_Yang Harus Dikerjakan_.
1 - Sebutkan semua jenis izin pertambangan yang disebut dalam bunyi Pasal 162 pada teks tentang gugatan UU Minerba di bawah.
2 - Teruskan teks tentang gugatan UU Minerba ke Mahkamah Konstitusi di bawah, mulai sesudah kalimat terakhirnya.

Dalam dokumen yang diterima Betahita, salah satu pasal yang dipermasalahkan dari undang-undang itu adalah pasal 162. Pasal ini disebut telah memberikan ketidakpastian hukum serta melanggar hak atas rasa aman dan bebas dari rasa takut, sebagaimana diatur Undang-Undang Dasar 1945.

Pasal ini berbunyi: “Setiap orang yang merintangi atau mengganggu kegiatan Usaha Pertambangan dari pemegang IUP, IUPK, IPR, atau SIPB yang telah memenuhi syarat-syarat sebagaimana dimaksud dalam Pasal 136 ayat (2) dipidana dengan pidana kurungan paling lama 1 (satu) tahun atau denda paling banyak Rp100.000.000,00 (seratus juta rupiah).”

Judicial review Undang-Undang Mineral dan Batu Bara dilayangkan ke Mahkamah Konstitusi, Senin, 21 Juni 2021. Foto: Tangkapan layar dokumen Tim Advokasi UU Minerba.

“Hanya karena kita berupaya melindungi lingkungan dan menyuarakan aspirasi maka dianggap upaya untuk merintangi aktivitas tambang,” kata Jauhar Kurniawan, salah seorang pendamping hukum, dalam konferensi pers virtual, Senin, 21 Juni 2021.

_Data yang Diberikan_.
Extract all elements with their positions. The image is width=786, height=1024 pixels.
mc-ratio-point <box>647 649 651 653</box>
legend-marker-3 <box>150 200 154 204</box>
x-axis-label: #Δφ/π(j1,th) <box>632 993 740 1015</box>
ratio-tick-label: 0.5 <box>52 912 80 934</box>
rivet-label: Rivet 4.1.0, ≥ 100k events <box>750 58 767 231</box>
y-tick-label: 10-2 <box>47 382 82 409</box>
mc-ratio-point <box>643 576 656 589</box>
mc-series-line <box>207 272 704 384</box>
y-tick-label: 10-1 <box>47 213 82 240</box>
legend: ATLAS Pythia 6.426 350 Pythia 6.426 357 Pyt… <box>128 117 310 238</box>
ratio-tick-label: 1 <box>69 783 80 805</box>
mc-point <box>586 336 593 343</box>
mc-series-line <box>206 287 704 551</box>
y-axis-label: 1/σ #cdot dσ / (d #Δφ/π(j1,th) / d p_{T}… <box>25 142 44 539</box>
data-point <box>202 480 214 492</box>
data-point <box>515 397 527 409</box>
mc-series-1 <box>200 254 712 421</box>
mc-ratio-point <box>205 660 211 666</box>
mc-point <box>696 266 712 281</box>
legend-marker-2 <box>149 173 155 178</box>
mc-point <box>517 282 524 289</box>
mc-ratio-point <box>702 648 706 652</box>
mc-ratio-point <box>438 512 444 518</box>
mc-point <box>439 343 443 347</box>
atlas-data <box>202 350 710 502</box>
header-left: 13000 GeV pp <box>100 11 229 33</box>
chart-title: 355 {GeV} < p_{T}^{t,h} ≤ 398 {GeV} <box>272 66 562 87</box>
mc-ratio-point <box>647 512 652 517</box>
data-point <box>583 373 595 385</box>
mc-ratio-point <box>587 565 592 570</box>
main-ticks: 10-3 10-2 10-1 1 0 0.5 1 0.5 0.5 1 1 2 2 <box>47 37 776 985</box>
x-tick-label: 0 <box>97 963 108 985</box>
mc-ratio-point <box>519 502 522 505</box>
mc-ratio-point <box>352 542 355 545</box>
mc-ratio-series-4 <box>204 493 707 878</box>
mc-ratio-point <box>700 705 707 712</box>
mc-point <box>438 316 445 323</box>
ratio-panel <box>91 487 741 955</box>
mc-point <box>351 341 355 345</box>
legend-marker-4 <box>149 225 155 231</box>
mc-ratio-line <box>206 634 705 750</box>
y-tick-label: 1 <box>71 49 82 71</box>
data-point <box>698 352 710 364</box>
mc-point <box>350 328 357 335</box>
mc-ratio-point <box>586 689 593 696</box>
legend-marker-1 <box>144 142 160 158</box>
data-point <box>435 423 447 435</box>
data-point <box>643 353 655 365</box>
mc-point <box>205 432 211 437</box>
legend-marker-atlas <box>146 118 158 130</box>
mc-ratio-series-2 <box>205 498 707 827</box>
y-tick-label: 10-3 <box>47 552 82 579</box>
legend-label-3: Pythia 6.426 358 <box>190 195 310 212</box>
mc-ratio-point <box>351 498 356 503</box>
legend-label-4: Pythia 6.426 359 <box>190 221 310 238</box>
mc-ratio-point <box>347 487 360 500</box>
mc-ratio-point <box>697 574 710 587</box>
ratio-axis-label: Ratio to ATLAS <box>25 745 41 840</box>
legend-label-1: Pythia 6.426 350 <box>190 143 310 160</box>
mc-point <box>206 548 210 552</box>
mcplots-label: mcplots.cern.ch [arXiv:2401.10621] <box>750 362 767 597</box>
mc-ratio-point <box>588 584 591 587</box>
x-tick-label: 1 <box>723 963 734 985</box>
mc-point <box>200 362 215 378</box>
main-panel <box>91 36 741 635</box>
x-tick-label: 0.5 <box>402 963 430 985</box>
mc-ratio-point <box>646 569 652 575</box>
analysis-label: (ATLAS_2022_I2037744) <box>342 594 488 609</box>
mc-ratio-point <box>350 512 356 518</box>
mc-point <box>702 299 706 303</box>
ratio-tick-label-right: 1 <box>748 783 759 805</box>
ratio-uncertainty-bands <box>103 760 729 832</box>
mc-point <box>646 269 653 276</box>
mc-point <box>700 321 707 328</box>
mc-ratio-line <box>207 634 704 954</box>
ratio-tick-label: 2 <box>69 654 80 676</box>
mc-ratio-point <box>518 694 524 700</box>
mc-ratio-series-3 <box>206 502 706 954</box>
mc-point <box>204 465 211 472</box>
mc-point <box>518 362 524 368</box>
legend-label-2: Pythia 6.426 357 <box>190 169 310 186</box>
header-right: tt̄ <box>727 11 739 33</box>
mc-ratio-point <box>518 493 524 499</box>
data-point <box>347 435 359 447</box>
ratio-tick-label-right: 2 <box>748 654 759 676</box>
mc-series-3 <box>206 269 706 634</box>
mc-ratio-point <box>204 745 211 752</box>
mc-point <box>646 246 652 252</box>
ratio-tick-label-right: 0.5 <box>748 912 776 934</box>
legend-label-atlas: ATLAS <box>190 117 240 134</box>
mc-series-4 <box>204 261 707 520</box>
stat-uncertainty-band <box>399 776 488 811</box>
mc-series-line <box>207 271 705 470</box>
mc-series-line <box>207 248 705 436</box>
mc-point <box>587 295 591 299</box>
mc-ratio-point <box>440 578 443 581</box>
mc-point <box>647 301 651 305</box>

_Hasil Tugas_.
1 - IUP, IUPK, IPR, SIPB

2 -
“Tapi dampaknya sebenarnya banyak sekali mulai dari kerusakan lingkungan, ekses ekonomi yang dialami warga sekitar tambang,” jelasnya.  

UU Minerba juga dianggap sebagai layanan bagi kepentingan oligarki bisnis batu bara di Indonesia. Pasal 169A ayat (1), misalnya, menyebut jaminan perpanjangan izin berdasarkan Kontrak Karya dan Perjanjian Karya Pengusahaan Pertambangan Batu Bara (KP2B) perusahaan.  

Pasal 169A ayat (1) itu berbunyi: “KK dan PKP2B sebagaimana dimaksud dalam Pasal 169 diberikan jaminan perpanjangan menjadi IUPK sebagai Kelanjutan Operasi Kontrak/Perjanjian setelah memenuhi persyaratan dengan ketentuan:

  1. kontrak/perjanjian yang belum memperoleh perpanjangan dijamin mendapatkan 2 (dua) kali perpanjangan dalam bentuk IUPK sebagai Kelanjutan Operasi Kontrak/Perjanjian masing-masing untuk jangka waktu paling lama 10 (sepuluh) tahun sebagai kelanjutan operasi setelah berakhirnya KK atau PKP2B dengan mempertimbangkan upaya peningkatan penerimaan negara.
  2. kontrak/perjanjian yang telah memperoleh perpanjangan pertama dijamin untuk diberikan perpanjangan kedua dalam bentuk IUPK sebagai Kelanjutan Operasi Kontrak/Perjanjian untuk jangka waktu paling lama 10 (sepuluh) tahun sebagai kelanjutan operasi setelah berakhirnya perpanjangan pertama KK atau PKP2B dengan mempertimbangkan upaya peningkatan penerimaan negara.”

Pasal ini dianggap problematik karena menghilangkan proses evaluasi yang seharusnya memberikan ruang bagi masyarakat untuk memberikan aspirasi terkait kerugian dan dampak yang mereka alami sebagai masyarakat yang tinggal di sekitar area tambang.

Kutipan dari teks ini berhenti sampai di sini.